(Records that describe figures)
[START]

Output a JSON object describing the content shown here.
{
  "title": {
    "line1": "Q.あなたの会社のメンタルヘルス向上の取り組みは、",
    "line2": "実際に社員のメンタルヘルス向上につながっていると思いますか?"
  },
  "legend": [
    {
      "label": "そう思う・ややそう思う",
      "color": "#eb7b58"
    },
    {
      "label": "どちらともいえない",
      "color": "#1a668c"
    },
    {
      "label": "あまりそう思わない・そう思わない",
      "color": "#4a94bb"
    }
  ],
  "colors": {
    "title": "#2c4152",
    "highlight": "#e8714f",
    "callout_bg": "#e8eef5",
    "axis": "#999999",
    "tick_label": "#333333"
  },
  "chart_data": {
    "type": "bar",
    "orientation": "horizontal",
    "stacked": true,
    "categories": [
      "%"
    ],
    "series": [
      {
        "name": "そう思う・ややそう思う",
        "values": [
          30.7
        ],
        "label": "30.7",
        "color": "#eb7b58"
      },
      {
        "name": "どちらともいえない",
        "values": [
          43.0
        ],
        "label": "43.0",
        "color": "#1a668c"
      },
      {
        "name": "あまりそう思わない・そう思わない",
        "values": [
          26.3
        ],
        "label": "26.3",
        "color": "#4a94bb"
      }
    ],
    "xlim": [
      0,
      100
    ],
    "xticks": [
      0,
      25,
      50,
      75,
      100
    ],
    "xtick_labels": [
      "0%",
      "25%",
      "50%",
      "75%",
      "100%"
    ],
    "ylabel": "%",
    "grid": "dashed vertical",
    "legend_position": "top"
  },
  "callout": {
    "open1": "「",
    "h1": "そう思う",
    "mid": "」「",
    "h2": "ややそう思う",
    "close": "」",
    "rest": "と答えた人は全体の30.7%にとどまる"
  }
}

[END]

### [EXERCISE TASK]
Give all of the entries again, word for word.

### [RESULT OF THE EXERCISE]
Output a JSON object describing the content shown here.
{
  "title": {
    "line1": "Q.あなたの会社のメンタルヘルス向上の取り組みは、",
    "line2": "実際に社員のメンタルヘルス向上につながっていると思いますか?"
  },
  "legend": [
    {
      "label": "そう思う・ややそう思う",
      "color": "#eb7b58"
    },
    {
      "label": "どちらともいえない",
      "color": "#1a668c"
    },
    {
      "label": "あまりそう思わない・そう思わない",
      "color": "#4a94bb"
    }
  ],
  "colors": {
    "title": "#2c4152",
    "highlight": "#e8714f",
    "callout_bg": "#e8eef5",
    "axis": "#999999",
    "tick_label": "#333333"
  },
  "chart_data": {
    "type": "bar",
    "orientation": "horizontal",
    "stacked": true,
    "categories": [
      "%"
    ],
    "series": [
      {
        "name": "そう思う・ややそう思う",
        "values": [
          30.7
        ],
        "label": "30.7",
        "color": "#eb7b58"
      },
      {
        "name": "どちらともいえない",
        "values": [
          43.0
        ],
        "label": "43.0",
        "color": "#1a668c"
      },
      {
        "name": "あまりそう思わない・そう思わない",
        "values": [
          26.3
        ],
        "label": "26.3",
        "color": "#4a94bb"
      }
    ],
    "xlim": [
      0,
      100
    ],
    "xticks": [
      0,
      25,
      50,
      75,
      100
    ],
    "xtick_labels": [
      "0%",
      "25%",
      "50%",
      "75%",
      "100%"
    ],
    "ylabel": "%",
    "grid": "dashed vertical",
    "legend_position": "top"
  },
  "callout": {
    "open1": "「",
    "h1": "そう思う",
    "mid": "」「",
    "h2": "ややそう思う",
    "close": "」",
    "rest": "と答えた人は全体の30.7%にとどまる"
  }
}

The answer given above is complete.